[A run of records]
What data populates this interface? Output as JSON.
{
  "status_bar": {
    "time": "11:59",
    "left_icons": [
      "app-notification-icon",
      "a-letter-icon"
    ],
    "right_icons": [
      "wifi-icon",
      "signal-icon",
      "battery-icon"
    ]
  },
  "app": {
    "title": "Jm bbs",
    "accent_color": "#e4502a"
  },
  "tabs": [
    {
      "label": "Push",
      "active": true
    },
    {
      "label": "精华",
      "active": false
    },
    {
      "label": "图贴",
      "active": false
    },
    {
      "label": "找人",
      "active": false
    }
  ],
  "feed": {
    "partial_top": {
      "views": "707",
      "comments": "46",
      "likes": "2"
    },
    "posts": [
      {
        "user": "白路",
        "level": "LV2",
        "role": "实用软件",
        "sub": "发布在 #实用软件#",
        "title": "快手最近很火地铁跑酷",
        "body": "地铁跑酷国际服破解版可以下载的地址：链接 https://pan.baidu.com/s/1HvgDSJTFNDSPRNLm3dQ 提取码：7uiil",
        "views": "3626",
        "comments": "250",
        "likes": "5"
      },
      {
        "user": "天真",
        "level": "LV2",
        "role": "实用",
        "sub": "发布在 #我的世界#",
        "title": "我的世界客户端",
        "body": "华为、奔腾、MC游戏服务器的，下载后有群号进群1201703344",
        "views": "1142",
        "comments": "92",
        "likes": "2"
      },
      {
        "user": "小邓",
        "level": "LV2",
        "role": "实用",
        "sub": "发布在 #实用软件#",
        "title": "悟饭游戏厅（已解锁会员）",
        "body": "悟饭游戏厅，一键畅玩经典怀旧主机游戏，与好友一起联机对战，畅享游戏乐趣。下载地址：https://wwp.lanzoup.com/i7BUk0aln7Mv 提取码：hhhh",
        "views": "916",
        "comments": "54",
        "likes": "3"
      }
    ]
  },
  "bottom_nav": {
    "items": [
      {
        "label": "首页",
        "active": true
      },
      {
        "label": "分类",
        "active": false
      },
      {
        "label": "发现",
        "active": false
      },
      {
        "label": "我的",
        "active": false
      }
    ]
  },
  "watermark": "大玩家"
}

Exercise directions – Give the count of lines in the data above that hold the string "label", with no additional words.

Written response – 8